1. It is about epistemology over ontology in world building. Ultimately this is an essay about the limitations, boundaries and consistency of worlds real or otherwise, however I am not asking what these worlds are (vis a vis. matter) but instead what and how we understand (vis a vis. meaning) knowledge and truth within these worlds. It is partly negative epistemology in that it is just as concerned with what we cannot know than with what we can.

2. I would like utilise these ideas to critique some tendencies within the new material/post-human social theories associated with the computational/digital turn. I want to counter the tendency to reject questions of semantics/meaning and crystallise why this more formal speculation into computational world building does not as naively re-inscribe human tendencies onto a so-called flat ontology. My axiomatic formalism can be just as rooted in conflict, contradiction and networking (rather than the commonly assumed roots in absolute a priori knowledge, consistency and absolute truth).

* [Set problem]:
Write the next part of the numbered passage on epistemology in world building, starting right after its last sentence.

* [Excerpts from a layout annotation set]:

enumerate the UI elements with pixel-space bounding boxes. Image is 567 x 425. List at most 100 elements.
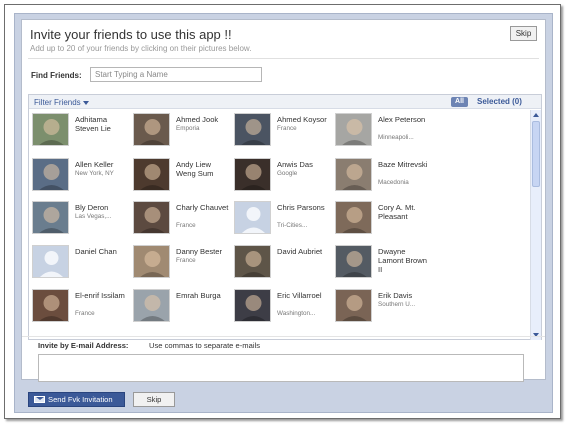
- friend-name: Chris Parsons: [277, 203, 325, 212]
- find-friends-input[interactable]: Start Typing a Name: [90, 67, 262, 82]
- friend-location: Southern U...: [378, 301, 416, 308]
- friend-grid-scrollbar[interactable]: [530, 110, 541, 340]
- friend-card[interactable]: Daniel Chan: [29, 245, 129, 289]
- invite-email-hint: Use commas to separate e-mails: [149, 341, 260, 350]
- friend-card[interactable]: Charly Chauvet France: [130, 201, 230, 245]
- friend-photo[interactable]: [335, 201, 372, 234]
- send-invitation-label: Send Fvk Invitation: [48, 395, 113, 404]
- friend-name: Anwis Das: [277, 160, 313, 169]
- friend-photo[interactable]: [133, 113, 170, 146]
- invite-dialog: Invite your friends to use this app !! A…: [21, 19, 546, 382]
- mail-icon: [34, 396, 45, 403]
- friend-photo[interactable]: [234, 201, 271, 234]
- friend-card[interactable]: Eric Villarroel Washington...: [231, 289, 331, 333]
- scroll-up-icon[interactable]: [531, 110, 541, 120]
- avatar: [33, 290, 68, 321]
- chevron-down-icon: [82, 100, 89, 105]
- friend-name: Eric Villarroel: [277, 291, 322, 300]
- friend-card[interactable]: Danny Bester France: [130, 245, 230, 289]
- friend-location: France: [75, 310, 95, 317]
- friend-card[interactable]: Dwayne Lamont Brown II: [332, 245, 432, 289]
- friend-name: Dwayne Lamont Brown II: [378, 247, 427, 274]
- friend-card[interactable]: Erik Davis Southern U...: [332, 289, 432, 333]
- friend-photo[interactable]: [335, 289, 372, 322]
- friend-name: Adhitama Steven Lie: [75, 115, 111, 133]
- friend-card[interactable]: Ahmed Jook Emporia: [130, 113, 230, 157]
- invite-email-label: Invite by E-mail Address:: [38, 341, 129, 350]
- friend-photo[interactable]: [234, 113, 271, 146]
- friend-name: Allen Keller: [75, 160, 114, 169]
- friend-photo[interactable]: [133, 289, 170, 322]
- friend-card[interactable]: Andy Liew Weng Sum: [130, 158, 230, 202]
- filter-bar: Filter Friends All Selected (0): [29, 95, 541, 109]
- friend-card[interactable]: Bly Deron Las Vegas,...: [29, 201, 129, 245]
- friend-photo[interactable]: [234, 245, 271, 278]
- friend-card[interactable]: David Aubriet: [231, 245, 331, 289]
- scroll-down-icon[interactable]: [531, 330, 541, 340]
- friend-photo[interactable]: [133, 201, 170, 234]
- friend-name: Ahmed Koysor: [277, 115, 327, 124]
- friend-photo[interactable]: [32, 289, 69, 322]
- avatar: [235, 202, 270, 233]
- friend-photo[interactable]: [32, 158, 69, 191]
- friend-grid: Adhitama Steven Lie Ahmed Jook Emporia Ahme…: [29, 110, 529, 340]
- avatar: [336, 246, 371, 277]
- friend-name: Bly Deron: [75, 203, 109, 212]
- friend-location: Emporia: [176, 125, 200, 132]
- filter-all-button[interactable]: All: [451, 97, 468, 107]
- friend-photo[interactable]: [133, 245, 170, 278]
- avatar: [235, 159, 270, 190]
- filter-friends-label: Filter Friends: [34, 98, 81, 107]
- friend-photo[interactable]: [32, 113, 69, 146]
- header-divider: [28, 58, 539, 59]
- friend-photo[interactable]: [335, 113, 372, 146]
- friend-location: France: [277, 125, 297, 132]
- friend-name: Charly Chauvet: [176, 203, 229, 212]
- friend-card[interactable]: El-enrif Issilam France: [29, 289, 129, 333]
- avatar: [235, 290, 270, 321]
- friend-location: France: [176, 257, 196, 264]
- skip-button-bottom[interactable]: Skip: [133, 392, 175, 407]
- friend-card[interactable]: Baze Mitrevski Macedonia: [332, 158, 432, 202]
- skip-button-top[interactable]: Skip: [510, 26, 537, 41]
- app-window: Invite your friends to use this app !! A…: [4, 4, 561, 419]
- friend-name: Baze Mitrevski: [378, 160, 428, 169]
- friend-photo[interactable]: [32, 245, 69, 278]
- friend-name: Emrah Burga: [176, 291, 221, 300]
- friend-name: Alex Peterson: [378, 115, 426, 124]
- friend-card[interactable]: Anwis Das Google: [231, 158, 331, 202]
- filter-selected-link[interactable]: Selected (0): [477, 97, 522, 106]
- avatar: [33, 159, 68, 190]
- friend-card[interactable]: Ahmed Koysor France: [231, 113, 331, 157]
- avatar: [134, 114, 169, 145]
- friend-photo[interactable]: [32, 201, 69, 234]
- avatar: [235, 246, 270, 277]
- friend-card[interactable]: Alex Peterson Minneapoli...: [332, 113, 432, 157]
- friend-card[interactable]: Cory A. Mt. Pleasant: [332, 201, 432, 245]
- friend-photo[interactable]: [335, 158, 372, 191]
- avatar: [33, 114, 68, 145]
- send-invitation-button[interactable]: Send Fvk Invitation: [28, 392, 125, 407]
- friend-photo[interactable]: [234, 158, 271, 191]
- friend-card[interactable]: Chris Parsons Tri-Cities...: [231, 201, 331, 245]
- friend-location: Google: [277, 170, 298, 177]
- friend-name: Danny Bester: [176, 247, 223, 256]
- friend-card[interactable]: Adhitama Steven Lie: [29, 113, 129, 157]
- avatar: [33, 202, 68, 233]
- friend-card[interactable]: Emrah Burga: [130, 289, 230, 333]
- friend-card[interactable]: Allen Keller New York, NY: [29, 158, 129, 202]
- invite-email-textarea[interactable]: [38, 354, 524, 382]
- filter-friends-dropdown[interactable]: Filter Friends: [34, 98, 89, 107]
- friend-location: Las Vegas,...: [75, 213, 112, 220]
- dialog-frame: Invite your friends to use this app !! A…: [14, 13, 553, 413]
- avatar: [134, 290, 169, 321]
- friend-photo[interactable]: [335, 245, 372, 278]
- find-friends-label: Find Friends:: [31, 71, 82, 80]
- avatar: [134, 159, 169, 190]
- friend-photo[interactable]: [133, 158, 170, 191]
- scrollbar-thumb[interactable]: [532, 121, 540, 187]
- friend-name: Ahmed Jook: [176, 115, 219, 124]
- avatar: [235, 114, 270, 145]
- friend-location: New York, NY: [75, 170, 114, 177]
- friend-photo[interactable]: [234, 289, 271, 322]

* [The response]:
    Many new materialist and post-human theories offer a position partly in reaction against the hyper-semiotics of post-structural/modernist thought that were defined by offering fluid, decentered language-centric perspectives on the world. Within the contemporary context of increasing technologisation, the rise of computation and environmental issues such as climate change; writers like Donna Haraway have done great work in attempting to redefine the (de-)centre. Her work is critical of post-structuralism’s (P-S) semiotic anthropocentrism and whilst offering a networked and largely material ontology, it is considerate of discursive practises of power and meaning creation (in particular on issues of gender). However there are wider tendencies within these theoretical turns firstly towards a re-inscribing of anthropocentric tendencies onto objects and secondly towards a rejection of the importance of meaning, semantics and the epistemological.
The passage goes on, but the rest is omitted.